*What this task involves:*
What follows is a set of records; restate each one word for word and drop the pictures.

=-=-=

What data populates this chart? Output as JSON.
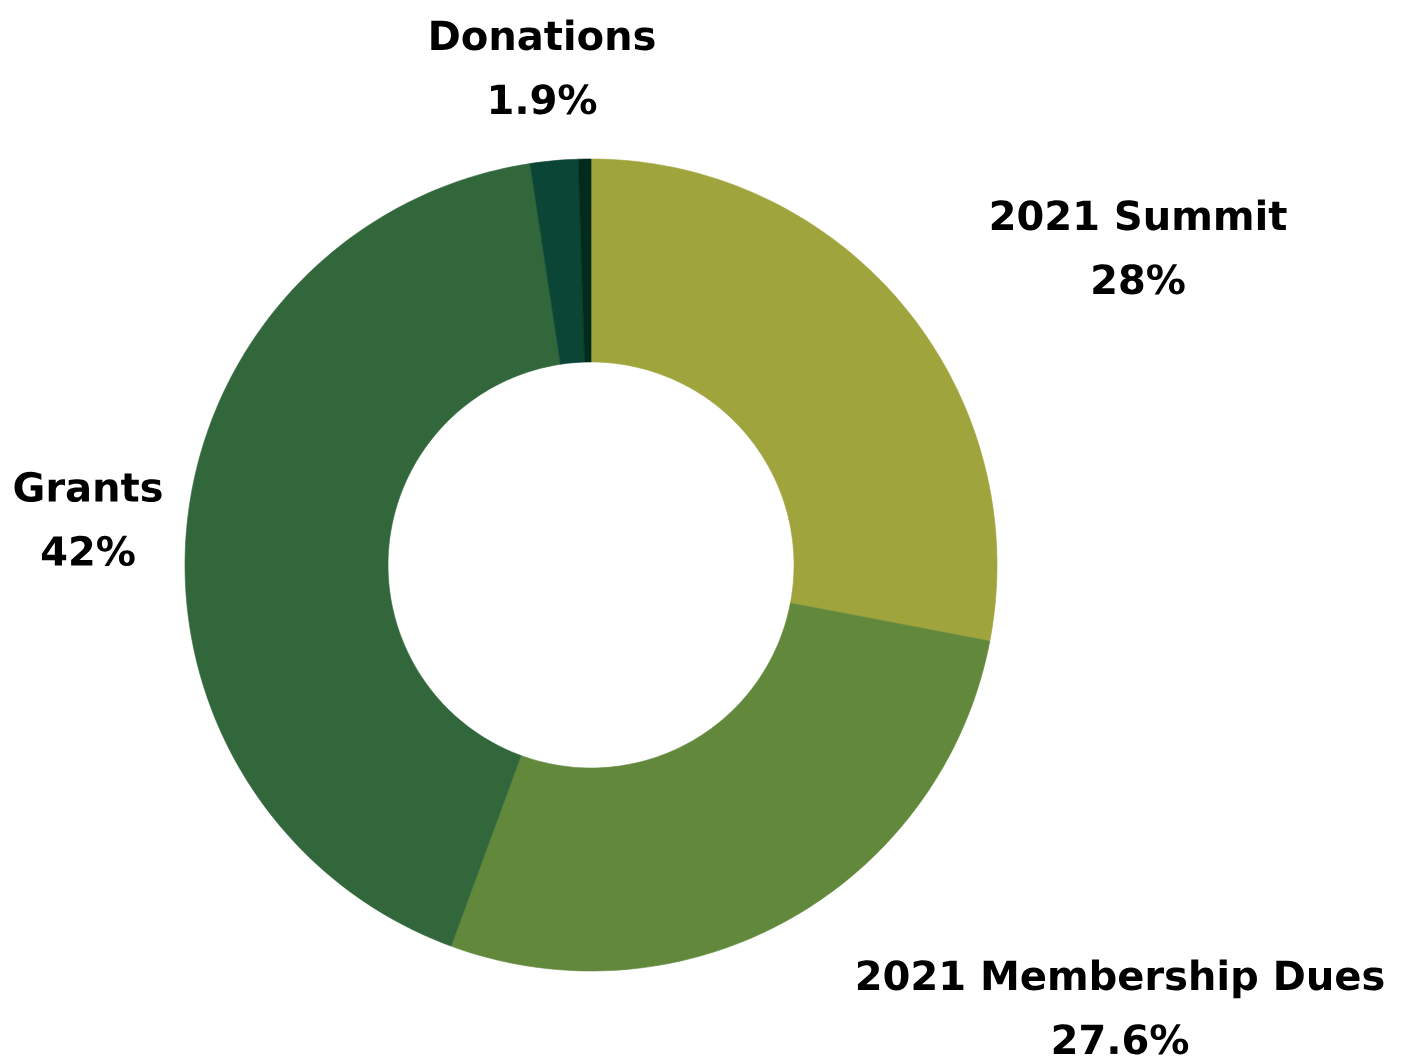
{
  "chart_data": {
    "type": "donut",
    "categories": [
      "2021 Summit",
      "2021 Membership Dues",
      "Grants",
      "Donations",
      null
    ],
    "values": [
      28,
      27.6,
      42,
      1.9,
      0.5
    ],
    "value_labels": [
      "28%",
      "27.6%",
      "42%",
      "1.9%",
      null
    ],
    "colors": [
      "#a0a43c",
      "#62883c",
      "#31673b",
      "#0b4535",
      "#022a1f"
    ]
  }
}
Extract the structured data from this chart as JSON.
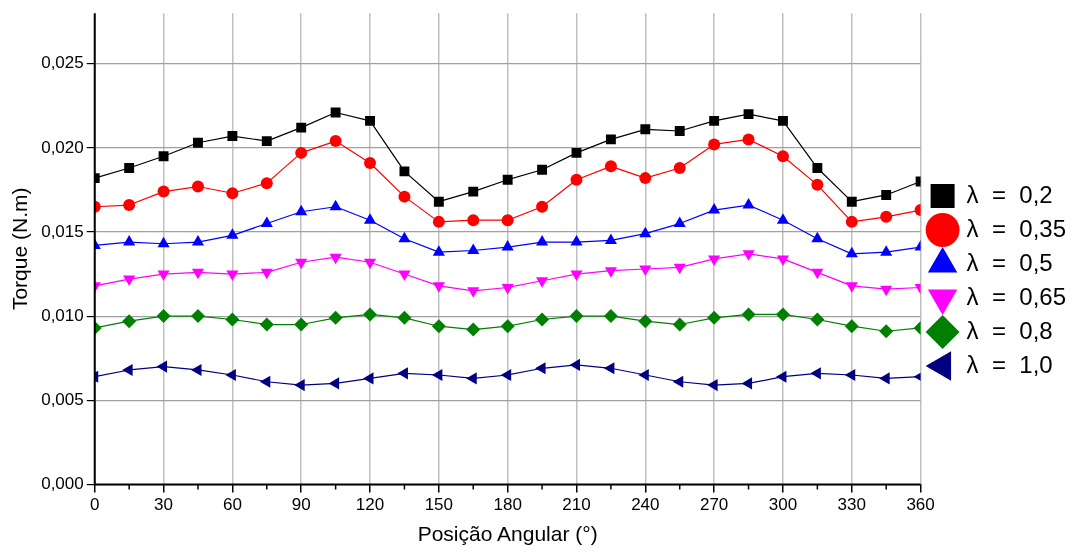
{
  "chart_data": {
    "type": "line",
    "xlabel": "Posição Angular (°)",
    "ylabel": "Torque (N.m)",
    "x": [
      0,
      15,
      30,
      45,
      60,
      75,
      90,
      105,
      120,
      135,
      150,
      165,
      180,
      195,
      210,
      225,
      240,
      255,
      270,
      285,
      300,
      315,
      330,
      345,
      360
    ],
    "xlim": [
      0,
      360
    ],
    "xticks": [
      0,
      30,
      60,
      90,
      120,
      150,
      180,
      210,
      240,
      270,
      300,
      330,
      360
    ],
    "ylim": [
      0,
      0.028
    ],
    "yticks": [
      {
        "value": 0,
        "label": "0,000"
      },
      {
        "value": 0.005,
        "label": "0,005"
      },
      {
        "value": 0.01,
        "label": "0,010"
      },
      {
        "value": 0.015,
        "label": "0,015"
      },
      {
        "value": 0.02,
        "label": "0,020"
      },
      {
        "value": 0.025,
        "label": "0,025"
      }
    ],
    "grid": true,
    "legend": "right",
    "line_style": "solid",
    "series": [
      {
        "name": "λ  =  0,2",
        "color": "#000000",
        "marker": "square",
        "values": [
          0.0182,
          0.0188,
          0.0195,
          0.0203,
          0.0207,
          0.0204,
          0.0212,
          0.0221,
          0.0216,
          0.0186,
          0.0168,
          0.0174,
          0.0181,
          0.0187,
          0.0197,
          0.0205,
          0.0211,
          0.021,
          0.0216,
          0.022,
          0.0216,
          0.0188,
          0.0168,
          0.0172,
          0.018
        ]
      },
      {
        "name": "λ  =  0,35",
        "color": "#ff0000",
        "marker": "circle",
        "values": [
          0.0165,
          0.0166,
          0.0174,
          0.0177,
          0.0173,
          0.0179,
          0.0197,
          0.0204,
          0.0191,
          0.0171,
          0.0156,
          0.0157,
          0.0157,
          0.0165,
          0.0181,
          0.0189,
          0.0182,
          0.0188,
          0.0202,
          0.0205,
          0.0195,
          0.0178,
          0.0156,
          0.0159,
          0.0163
        ]
      },
      {
        "name": "λ  =  0,5",
        "color": "#0000ff",
        "marker": "triangle",
        "values": [
          0.0142,
          0.0144,
          0.0143,
          0.0144,
          0.0148,
          0.0155,
          0.0162,
          0.0165,
          0.0157,
          0.0146,
          0.0138,
          0.0139,
          0.0141,
          0.0144,
          0.0144,
          0.0145,
          0.0149,
          0.0155,
          0.0163,
          0.0166,
          0.0157,
          0.0146,
          0.0137,
          0.0138,
          0.0141
        ]
      },
      {
        "name": "λ  =  0,65",
        "color": "#ff00ff",
        "marker": "triangle-down",
        "values": [
          0.0118,
          0.0122,
          0.0125,
          0.0126,
          0.0125,
          0.0126,
          0.0132,
          0.0135,
          0.0132,
          0.0125,
          0.0118,
          0.0115,
          0.0117,
          0.0121,
          0.0125,
          0.0127,
          0.0128,
          0.0129,
          0.0134,
          0.0137,
          0.0134,
          0.0126,
          0.0118,
          0.0116,
          0.0117
        ]
      },
      {
        "name": "λ  =  0,8",
        "color": "#008000",
        "marker": "diamond",
        "values": [
          0.0093,
          0.0097,
          0.01,
          0.01,
          0.0098,
          0.0095,
          0.0095,
          0.0099,
          0.0101,
          0.0099,
          0.0094,
          0.0092,
          0.0094,
          0.0098,
          0.01,
          0.01,
          0.0097,
          0.0095,
          0.0099,
          0.0101,
          0.0101,
          0.0098,
          0.0094,
          0.0091,
          0.0093
        ]
      },
      {
        "name": "λ  =  1,0",
        "color": "#000080",
        "marker": "triangle-left",
        "values": [
          0.0064,
          0.0068,
          0.007,
          0.0068,
          0.0065,
          0.0061,
          0.0059,
          0.006,
          0.0063,
          0.0066,
          0.0065,
          0.0063,
          0.0065,
          0.0069,
          0.0071,
          0.0069,
          0.0065,
          0.0061,
          0.0059,
          0.006,
          0.0064,
          0.0066,
          0.0065,
          0.0063,
          0.0064
        ]
      }
    ]
  }
}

=-=-=

*Reply to the exercise:*
What data populates this chart? Output as JSON.
{
  "chart_data": {
    "type": "donut",
    "categories": [
      "2021 Summit",
      "2021 Membership Dues",
      "Grants",
      "Donations",
      null
    ],
    "values": [
      28,
      27.6,
      42,
      1.9,
      0.5
    ],
    "value_labels": [
      "28%",
      "27.6%",
      "42%",
      "1.9%",
      null
    ],
    "colors": [
      "#a0a43c",
      "#62883c",
      "#31673b",
      "#0b4535",
      "#022a1f"
    ]
  }
}
Extract the structured data from this chart as JSON.
{
  "chart_data": {
    "type": "line",
    "xlabel": "Posição Angular (°)",
    "ylabel": "Torque (N.m)",
    "x": [
      0,
      15,
      30,
      45,
      60,
      75,
      90,
      105,
      120,
      135,
      150,
      165,
      180,
      195,
      210,
      225,
      240,
      255,
      270,
      285,
      300,
      315,
      330,
      345,
      360
    ],
    "xlim": [
      0,
      360
    ],
    "xticks": [
      0,
      30,
      60,
      90,
      120,
      150,
      180,
      210,
      240,
      270,
      300,
      330,
      360
    ],
    "ylim": [
      0,
      0.028
    ],
    "yticks": [
      {
        "value": 0,
        "label": "0,000"
      },
      {
        "value": 0.005,
        "label": "0,005"
      },
      {
        "value": 0.01,
        "label": "0,010"
      },
      {
        "value": 0.015,
        "label": "0,015"
      },
      {
        "value": 0.02,
        "label": "0,020"
      },
      {
        "value": 0.025,
        "label": "0,025"
      }
    ],
    "grid": true,
    "legend": "right",
    "line_style": "solid",
    "series": [
      {
        "name": "λ  =  0,2",
        "color": "#000000",
        "marker": "square",
        "values": [
          0.0182,
          0.0188,
          0.0195,
          0.0203,
          0.0207,
          0.0204,
          0.0212,
          0.0221,
          0.0216,
          0.0186,
          0.0168,
          0.0174,
          0.0181,
          0.0187,
          0.0197,
          0.0205,
          0.0211,
          0.021,
          0.0216,
          0.022,
          0.0216,
          0.0188,
          0.0168,
          0.0172,
          0.018
        ]
      },
      {
        "name": "λ  =  0,35",
        "color": "#ff0000",
        "marker": "circle",
        "values": [
          0.0165,
          0.0166,
          0.0174,
          0.0177,
          0.0173,
          0.0179,
          0.0197,
          0.0204,
          0.0191,
          0.0171,
          0.0156,
          0.0157,
          0.0157,
          0.0165,
          0.0181,
          0.0189,
          0.0182,
          0.0188,
          0.0202,
          0.0205,
          0.0195,
          0.0178,
          0.0156,
          0.0159,
          0.0163
        ]
      },
      {
        "name": "λ  =  0,5",
        "color": "#0000ff",
        "marker": "triangle",
        "values": [
          0.0142,
          0.0144,
          0.0143,
          0.0144,
          0.0148,
          0.0155,
          0.0162,
          0.0165,
          0.0157,
          0.0146,
          0.0138,
          0.0139,
          0.0141,
          0.0144,
          0.0144,
          0.0145,
          0.0149,
          0.0155,
          0.0163,
          0.0166,
          0.0157,
          0.0146,
          0.0137,
          0.0138,
          0.0141
        ]
      },
      {
        "name": "λ  =  0,65",
        "color": "#ff00ff",
        "marker": "triangle-down",
        "values": [
          0.0118,
          0.0122,
          0.0125,
          0.0126,
          0.0125,
          0.0126,
          0.0132,
          0.0135,
          0.0132,
          0.0125,
          0.0118,
          0.0115,
          0.0117,
          0.0121,
          0.0125,
          0.0127,
          0.0128,
          0.0129,
          0.0134,
          0.0137,
          0.0134,
          0.0126,
          0.0118,
          0.0116,
          0.0117
        ]
      },
      {
        "name": "λ  =  0,8",
        "color": "#008000",
        "marker": "diamond",
        "values": [
          0.0093,
          0.0097,
          0.01,
          0.01,
          0.0098,
          0.0095,
          0.0095,
          0.0099,
          0.0101,
          0.0099,
          0.0094,
          0.0092,
          0.0094,
          0.0098,
          0.01,
          0.01,
          0.0097,
          0.0095,
          0.0099,
          0.0101,
          0.0101,
          0.0098,
          0.0094,
          0.0091,
          0.0093
        ]
      },
      {
        "name": "λ  =  1,0",
        "color": "#000080",
        "marker": "triangle-left",
        "values": [
          0.0064,
          0.0068,
          0.007,
          0.0068,
          0.0065,
          0.0061,
          0.0059,
          0.006,
          0.0063,
          0.0066,
          0.0065,
          0.0063,
          0.0065,
          0.0069,
          0.0071,
          0.0069,
          0.0065,
          0.0061,
          0.0059,
          0.006,
          0.0064,
          0.0066,
          0.0065,
          0.0063,
          0.0064
        ]
      }
    ]
  }
}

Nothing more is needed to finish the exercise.